* _RECORDS PROVIDED_
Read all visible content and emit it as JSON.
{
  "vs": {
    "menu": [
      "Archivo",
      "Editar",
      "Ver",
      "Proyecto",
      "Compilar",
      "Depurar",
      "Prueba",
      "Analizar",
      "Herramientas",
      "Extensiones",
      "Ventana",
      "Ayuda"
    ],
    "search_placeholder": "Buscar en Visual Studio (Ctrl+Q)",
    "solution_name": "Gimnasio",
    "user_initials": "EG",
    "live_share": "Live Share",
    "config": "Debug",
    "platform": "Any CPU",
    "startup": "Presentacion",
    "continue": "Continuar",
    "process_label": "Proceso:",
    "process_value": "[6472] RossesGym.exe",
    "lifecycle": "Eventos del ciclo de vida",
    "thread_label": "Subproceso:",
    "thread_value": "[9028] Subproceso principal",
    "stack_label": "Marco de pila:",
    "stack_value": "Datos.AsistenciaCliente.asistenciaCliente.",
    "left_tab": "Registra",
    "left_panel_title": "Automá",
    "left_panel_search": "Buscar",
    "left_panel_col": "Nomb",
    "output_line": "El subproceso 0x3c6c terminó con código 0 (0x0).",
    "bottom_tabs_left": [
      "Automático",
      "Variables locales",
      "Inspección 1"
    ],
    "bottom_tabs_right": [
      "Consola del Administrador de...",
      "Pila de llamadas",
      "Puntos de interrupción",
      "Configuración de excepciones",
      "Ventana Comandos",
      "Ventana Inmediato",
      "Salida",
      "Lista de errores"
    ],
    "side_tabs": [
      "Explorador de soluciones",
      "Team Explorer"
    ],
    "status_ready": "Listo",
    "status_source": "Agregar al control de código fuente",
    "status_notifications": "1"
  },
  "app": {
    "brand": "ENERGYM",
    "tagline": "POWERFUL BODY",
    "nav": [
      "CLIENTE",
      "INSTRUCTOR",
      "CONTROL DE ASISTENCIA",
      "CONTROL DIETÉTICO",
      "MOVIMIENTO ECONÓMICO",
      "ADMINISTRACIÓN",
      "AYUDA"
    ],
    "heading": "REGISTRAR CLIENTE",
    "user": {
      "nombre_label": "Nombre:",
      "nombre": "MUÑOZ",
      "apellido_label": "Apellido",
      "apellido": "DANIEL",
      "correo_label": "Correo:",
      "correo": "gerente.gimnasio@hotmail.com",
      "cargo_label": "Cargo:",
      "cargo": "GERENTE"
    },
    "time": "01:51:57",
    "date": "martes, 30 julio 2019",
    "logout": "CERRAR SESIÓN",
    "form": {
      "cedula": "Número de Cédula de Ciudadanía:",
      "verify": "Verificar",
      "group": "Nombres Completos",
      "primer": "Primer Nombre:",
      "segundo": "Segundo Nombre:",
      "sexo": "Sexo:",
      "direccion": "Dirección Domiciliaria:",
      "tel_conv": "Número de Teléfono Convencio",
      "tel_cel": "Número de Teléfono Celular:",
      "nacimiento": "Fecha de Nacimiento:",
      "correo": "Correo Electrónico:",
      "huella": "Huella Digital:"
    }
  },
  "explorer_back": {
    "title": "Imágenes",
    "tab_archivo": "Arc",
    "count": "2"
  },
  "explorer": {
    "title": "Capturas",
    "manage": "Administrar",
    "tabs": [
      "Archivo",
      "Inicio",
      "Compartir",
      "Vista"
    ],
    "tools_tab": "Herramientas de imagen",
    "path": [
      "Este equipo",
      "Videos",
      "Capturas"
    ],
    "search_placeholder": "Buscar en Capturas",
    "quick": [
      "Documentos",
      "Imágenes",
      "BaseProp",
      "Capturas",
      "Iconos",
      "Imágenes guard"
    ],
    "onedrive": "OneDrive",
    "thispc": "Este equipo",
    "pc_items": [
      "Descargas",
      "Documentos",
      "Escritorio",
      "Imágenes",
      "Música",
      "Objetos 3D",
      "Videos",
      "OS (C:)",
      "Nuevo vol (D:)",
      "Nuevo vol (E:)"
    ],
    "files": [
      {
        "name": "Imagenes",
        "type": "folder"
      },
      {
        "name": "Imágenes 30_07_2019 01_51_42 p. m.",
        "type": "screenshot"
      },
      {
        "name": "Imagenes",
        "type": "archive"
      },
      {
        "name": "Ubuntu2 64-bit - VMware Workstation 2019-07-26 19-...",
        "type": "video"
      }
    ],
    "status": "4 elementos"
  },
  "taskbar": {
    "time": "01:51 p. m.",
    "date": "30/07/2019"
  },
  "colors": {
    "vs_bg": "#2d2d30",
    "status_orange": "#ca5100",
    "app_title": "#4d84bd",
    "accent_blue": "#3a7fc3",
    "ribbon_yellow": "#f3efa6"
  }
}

* _WHAT IS BEING ASKED_
Reproduce, exactly, all the lines shown above.

* _SOLVED PROBLEM_
Read all visible content and emit it as JSON.
{
  "vs": {
    "menu": [
      "Archivo",
      "Editar",
      "Ver",
      "Proyecto",
      "Compilar",
      "Depurar",
      "Prueba",
      "Analizar",
      "Herramientas",
      "Extensiones",
      "Ventana",
      "Ayuda"
    ],
    "search_placeholder": "Buscar en Visual Studio (Ctrl+Q)",
    "solution_name": "Gimnasio",
    "user_initials": "EG",
    "live_share": "Live Share",
    "config": "Debug",
    "platform": "Any CPU",
    "startup": "Presentacion",
    "continue": "Continuar",
    "process_label": "Proceso:",
    "process_value": "[6472] RossesGym.exe",
    "lifecycle": "Eventos del ciclo de vida",
    "thread_label": "Subproceso:",
    "thread_value": "[9028] Subproceso principal",
    "stack_label": "Marco de pila:",
    "stack_value": "Datos.AsistenciaCliente.asistenciaCliente.",
    "left_tab": "Registra",
    "left_panel_title": "Automá",
    "left_panel_search": "Buscar",
    "left_panel_col": "Nomb",
    "output_line": "El subproceso 0x3c6c terminó con código 0 (0x0).",
    "bottom_tabs_left": [
      "Automático",
      "Variables locales",
      "Inspección 1"
    ],
    "bottom_tabs_right": [
      "Consola del Administrador de...",
      "Pila de llamadas",
      "Puntos de interrupción",
      "Configuración de excepciones",
      "Ventana Comandos",
      "Ventana Inmediato",
      "Salida",
      "Lista de errores"
    ],
    "side_tabs": [
      "Explorador de soluciones",
      "Team Explorer"
    ],
    "status_ready": "Listo",
    "status_source": "Agregar al control de código fuente",
    "status_notifications": "1"
  },
  "app": {
    "brand": "ENERGYM",
    "tagline": "POWERFUL BODY",
    "nav": [
      "CLIENTE",
      "INSTRUCTOR",
      "CONTROL DE ASISTENCIA",
      "CONTROL DIETÉTICO",
      "MOVIMIENTO ECONÓMICO",
      "ADMINISTRACIÓN",
      "AYUDA"
    ],
    "heading": "REGISTRAR CLIENTE",
    "user": {
      "nombre_label": "Nombre:",
      "nombre": "MUÑOZ",
      "apellido_label": "Apellido",
      "apellido": "DANIEL",
      "correo_label": "Correo:",
      "correo": "gerente.gimnasio@hotmail.com",
      "cargo_label": "Cargo:",
      "cargo": "GERENTE"
    },
    "time": "01:51:57",
    "date": "martes, 30 julio 2019",
    "logout": "CERRAR SESIÓN",
    "form": {
      "cedula": "Número de Cédula de Ciudadanía:",
      "verify": "Verificar",
      "group": "Nombres Completos",
      "primer": "Primer Nombre:",
      "segundo": "Segundo Nombre:",
      "sexo": "Sexo:",
      "direccion": "Dirección Domiciliaria:",
      "tel_conv": "Número de Teléfono Convencio",
      "tel_cel": "Número de Teléfono Celular:",
      "nacimiento": "Fecha de Nacimiento:",
      "correo": "Correo Electrónico:",
      "huella": "Huella Digital:"
    }
  },
  "explorer_back": {
    "title": "Imágenes",
    "tab_archivo": "Arc",
    "count": "2"
  },
  "explorer": {
    "title": "Capturas",
    "manage": "Administrar",
    "tabs": [
      "Archivo",
      "Inicio",
      "Compartir",
      "Vista"
    ],
    "tools_tab": "Herramientas de imagen",
    "path": [
      "Este equipo",
      "Videos",
      "Capturas"
    ],
    "search_placeholder": "Buscar en Capturas",
    "quick": [
      "Documentos",
      "Imágenes",
      "BaseProp",
      "Capturas",
      "Iconos",
      "Imágenes guard"
    ],
    "onedrive": "OneDrive",
    "thispc": "Este equipo",
    "pc_items": [
      "Descargas",
      "Documentos",
      "Escritorio",
      "Imágenes",
      "Música",
      "Objetos 3D",
      "Videos",
      "OS (C:)",
      "Nuevo vol (D:)",
      "Nuevo vol (E:)"
    ],
    "files": [
      {
        "name": "Imagenes",
        "type": "folder"
      },
      {
        "name": "Imágenes 30_07_2019 01_51_42 p. m.",
        "type": "screenshot"
      },
      {
        "name": "Imagenes",
        "type": "archive"
      },
      {
        "name": "Ubuntu2 64-bit - VMware Workstation 2019-07-26 19-...",
        "type": "video"
      }
    ],
    "status": "4 elementos"
  },
  "taskbar": {
    "time": "01:51 p. m.",
    "date": "30/07/2019"
  },
  "colors": {
    "vs_bg": "#2d2d30",
    "status_orange": "#ca5100",
    "app_title": "#4d84bd",
    "accent_blue": "#3a7fc3",
    "ribbon_yellow": "#f3efa6"
  }
}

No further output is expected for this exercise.